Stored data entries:
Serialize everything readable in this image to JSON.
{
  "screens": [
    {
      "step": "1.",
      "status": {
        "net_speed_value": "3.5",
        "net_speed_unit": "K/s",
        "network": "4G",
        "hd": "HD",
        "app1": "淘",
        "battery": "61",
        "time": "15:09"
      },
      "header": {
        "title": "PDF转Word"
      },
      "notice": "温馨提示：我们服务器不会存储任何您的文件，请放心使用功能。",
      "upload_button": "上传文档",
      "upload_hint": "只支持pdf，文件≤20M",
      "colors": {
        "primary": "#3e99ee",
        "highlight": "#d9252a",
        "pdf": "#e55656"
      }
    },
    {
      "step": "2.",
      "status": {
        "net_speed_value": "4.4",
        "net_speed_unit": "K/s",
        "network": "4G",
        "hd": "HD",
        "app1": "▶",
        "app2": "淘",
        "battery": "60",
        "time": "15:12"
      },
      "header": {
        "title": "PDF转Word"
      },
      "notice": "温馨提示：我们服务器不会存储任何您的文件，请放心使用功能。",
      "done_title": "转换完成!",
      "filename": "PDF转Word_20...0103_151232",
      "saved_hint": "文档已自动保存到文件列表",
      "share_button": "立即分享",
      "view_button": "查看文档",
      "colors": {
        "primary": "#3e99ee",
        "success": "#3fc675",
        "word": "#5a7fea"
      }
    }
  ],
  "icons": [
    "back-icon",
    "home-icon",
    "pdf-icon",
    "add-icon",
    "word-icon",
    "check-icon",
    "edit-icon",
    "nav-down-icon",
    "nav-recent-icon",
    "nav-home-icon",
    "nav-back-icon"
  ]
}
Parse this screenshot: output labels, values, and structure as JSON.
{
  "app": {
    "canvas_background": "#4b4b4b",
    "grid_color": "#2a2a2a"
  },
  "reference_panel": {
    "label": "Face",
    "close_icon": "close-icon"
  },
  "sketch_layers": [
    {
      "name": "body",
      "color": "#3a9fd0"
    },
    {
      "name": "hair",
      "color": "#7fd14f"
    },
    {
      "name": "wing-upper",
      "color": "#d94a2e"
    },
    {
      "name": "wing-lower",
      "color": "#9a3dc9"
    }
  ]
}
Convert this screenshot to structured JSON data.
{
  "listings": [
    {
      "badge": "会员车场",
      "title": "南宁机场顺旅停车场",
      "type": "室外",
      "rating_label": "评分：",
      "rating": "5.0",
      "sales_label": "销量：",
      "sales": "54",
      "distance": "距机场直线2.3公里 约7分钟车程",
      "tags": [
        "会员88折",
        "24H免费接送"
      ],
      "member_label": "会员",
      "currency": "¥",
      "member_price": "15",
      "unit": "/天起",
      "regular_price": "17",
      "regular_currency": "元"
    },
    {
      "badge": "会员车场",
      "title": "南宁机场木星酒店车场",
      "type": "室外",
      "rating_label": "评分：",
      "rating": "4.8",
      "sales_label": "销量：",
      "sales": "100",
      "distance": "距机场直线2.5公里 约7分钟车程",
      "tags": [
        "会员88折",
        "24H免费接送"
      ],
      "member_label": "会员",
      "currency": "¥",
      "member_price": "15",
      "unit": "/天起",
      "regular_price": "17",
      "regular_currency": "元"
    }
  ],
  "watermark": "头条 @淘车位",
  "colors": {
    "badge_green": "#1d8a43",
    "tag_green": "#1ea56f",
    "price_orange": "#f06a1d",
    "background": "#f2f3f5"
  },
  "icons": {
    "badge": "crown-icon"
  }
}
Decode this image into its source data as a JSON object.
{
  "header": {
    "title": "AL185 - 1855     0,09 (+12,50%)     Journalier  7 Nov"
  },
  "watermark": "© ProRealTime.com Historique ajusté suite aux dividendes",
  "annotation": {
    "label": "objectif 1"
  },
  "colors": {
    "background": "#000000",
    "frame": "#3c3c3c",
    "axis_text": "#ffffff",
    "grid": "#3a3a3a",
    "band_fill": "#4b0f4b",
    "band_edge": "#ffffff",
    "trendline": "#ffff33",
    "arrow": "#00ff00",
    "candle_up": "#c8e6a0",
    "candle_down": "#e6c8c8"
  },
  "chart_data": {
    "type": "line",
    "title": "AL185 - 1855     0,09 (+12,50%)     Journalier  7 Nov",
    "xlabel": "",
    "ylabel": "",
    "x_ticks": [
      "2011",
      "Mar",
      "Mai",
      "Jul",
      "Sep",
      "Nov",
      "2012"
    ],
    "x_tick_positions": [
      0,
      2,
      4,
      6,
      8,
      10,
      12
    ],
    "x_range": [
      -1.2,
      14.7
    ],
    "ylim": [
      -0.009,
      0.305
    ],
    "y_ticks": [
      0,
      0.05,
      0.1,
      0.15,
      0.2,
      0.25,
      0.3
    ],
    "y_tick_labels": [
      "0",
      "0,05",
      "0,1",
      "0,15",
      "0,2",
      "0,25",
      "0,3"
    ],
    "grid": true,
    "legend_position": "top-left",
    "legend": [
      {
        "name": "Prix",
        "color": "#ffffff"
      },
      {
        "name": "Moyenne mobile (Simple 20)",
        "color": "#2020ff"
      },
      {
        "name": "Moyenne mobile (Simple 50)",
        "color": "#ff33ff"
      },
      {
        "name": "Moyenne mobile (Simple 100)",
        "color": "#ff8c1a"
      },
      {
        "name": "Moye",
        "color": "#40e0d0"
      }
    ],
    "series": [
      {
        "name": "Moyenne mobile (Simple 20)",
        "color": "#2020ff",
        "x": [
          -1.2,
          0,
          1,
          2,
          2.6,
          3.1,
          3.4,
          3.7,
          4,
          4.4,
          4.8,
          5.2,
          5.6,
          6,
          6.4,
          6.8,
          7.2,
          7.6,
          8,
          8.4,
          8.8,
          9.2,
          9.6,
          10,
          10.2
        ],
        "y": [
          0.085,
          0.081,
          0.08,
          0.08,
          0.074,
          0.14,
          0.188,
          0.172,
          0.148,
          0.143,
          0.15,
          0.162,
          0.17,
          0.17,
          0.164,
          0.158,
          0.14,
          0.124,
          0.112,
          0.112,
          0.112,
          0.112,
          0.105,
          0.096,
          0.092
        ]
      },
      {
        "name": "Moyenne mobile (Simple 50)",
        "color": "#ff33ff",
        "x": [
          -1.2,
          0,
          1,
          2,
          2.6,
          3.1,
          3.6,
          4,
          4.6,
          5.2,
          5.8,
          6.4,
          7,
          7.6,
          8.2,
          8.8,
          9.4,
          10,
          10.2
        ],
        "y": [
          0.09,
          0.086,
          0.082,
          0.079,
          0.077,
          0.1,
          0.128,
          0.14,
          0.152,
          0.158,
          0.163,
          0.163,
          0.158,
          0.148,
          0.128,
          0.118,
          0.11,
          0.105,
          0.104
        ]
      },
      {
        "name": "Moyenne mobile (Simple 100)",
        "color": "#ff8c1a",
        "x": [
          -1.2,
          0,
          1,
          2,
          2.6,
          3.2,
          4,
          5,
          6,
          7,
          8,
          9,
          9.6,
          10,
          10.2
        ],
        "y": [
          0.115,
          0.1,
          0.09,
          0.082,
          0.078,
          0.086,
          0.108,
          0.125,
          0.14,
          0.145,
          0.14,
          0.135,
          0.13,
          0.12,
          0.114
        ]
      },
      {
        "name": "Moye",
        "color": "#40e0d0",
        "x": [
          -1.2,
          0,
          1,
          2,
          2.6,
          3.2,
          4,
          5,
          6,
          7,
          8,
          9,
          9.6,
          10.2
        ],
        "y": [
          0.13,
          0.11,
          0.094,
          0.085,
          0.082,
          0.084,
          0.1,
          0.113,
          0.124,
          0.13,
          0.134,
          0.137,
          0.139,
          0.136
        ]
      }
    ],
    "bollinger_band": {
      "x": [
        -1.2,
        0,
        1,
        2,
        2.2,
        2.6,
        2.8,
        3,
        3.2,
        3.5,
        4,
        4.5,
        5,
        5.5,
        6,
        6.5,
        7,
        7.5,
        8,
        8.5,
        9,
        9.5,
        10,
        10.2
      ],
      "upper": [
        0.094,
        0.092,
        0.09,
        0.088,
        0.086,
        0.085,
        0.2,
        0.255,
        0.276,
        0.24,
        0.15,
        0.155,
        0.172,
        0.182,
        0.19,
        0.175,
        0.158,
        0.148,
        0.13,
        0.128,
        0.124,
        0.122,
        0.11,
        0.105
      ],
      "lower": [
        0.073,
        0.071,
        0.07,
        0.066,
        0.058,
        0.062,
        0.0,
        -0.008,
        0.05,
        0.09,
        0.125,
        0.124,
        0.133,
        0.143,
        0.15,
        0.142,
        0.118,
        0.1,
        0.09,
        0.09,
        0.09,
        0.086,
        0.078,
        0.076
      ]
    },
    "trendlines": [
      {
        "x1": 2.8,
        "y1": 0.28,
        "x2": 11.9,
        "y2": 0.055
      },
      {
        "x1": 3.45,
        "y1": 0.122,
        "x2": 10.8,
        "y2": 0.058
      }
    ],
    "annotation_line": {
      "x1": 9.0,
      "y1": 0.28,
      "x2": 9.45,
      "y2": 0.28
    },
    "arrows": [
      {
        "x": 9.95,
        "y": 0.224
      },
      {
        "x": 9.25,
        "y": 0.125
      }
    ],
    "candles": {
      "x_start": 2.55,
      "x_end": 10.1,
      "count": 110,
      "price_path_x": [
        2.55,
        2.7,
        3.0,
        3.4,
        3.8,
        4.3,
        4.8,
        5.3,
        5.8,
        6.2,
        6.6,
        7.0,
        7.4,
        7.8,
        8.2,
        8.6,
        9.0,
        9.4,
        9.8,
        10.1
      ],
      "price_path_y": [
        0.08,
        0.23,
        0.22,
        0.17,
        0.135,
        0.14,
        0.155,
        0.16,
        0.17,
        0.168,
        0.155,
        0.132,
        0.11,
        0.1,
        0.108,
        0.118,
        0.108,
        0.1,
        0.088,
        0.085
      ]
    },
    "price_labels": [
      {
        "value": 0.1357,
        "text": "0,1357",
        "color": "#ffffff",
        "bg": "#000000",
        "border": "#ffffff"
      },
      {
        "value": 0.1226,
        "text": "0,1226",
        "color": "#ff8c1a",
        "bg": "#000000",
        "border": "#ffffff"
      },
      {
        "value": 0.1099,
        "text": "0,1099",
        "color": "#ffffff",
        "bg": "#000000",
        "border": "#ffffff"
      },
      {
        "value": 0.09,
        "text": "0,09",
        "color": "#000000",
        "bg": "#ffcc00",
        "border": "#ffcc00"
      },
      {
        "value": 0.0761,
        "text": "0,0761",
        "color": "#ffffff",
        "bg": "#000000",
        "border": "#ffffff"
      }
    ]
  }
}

** Instructions to follow **
Determine the number of lines in these entries that contain the word "distance", and write only that number.

** Expected output **
2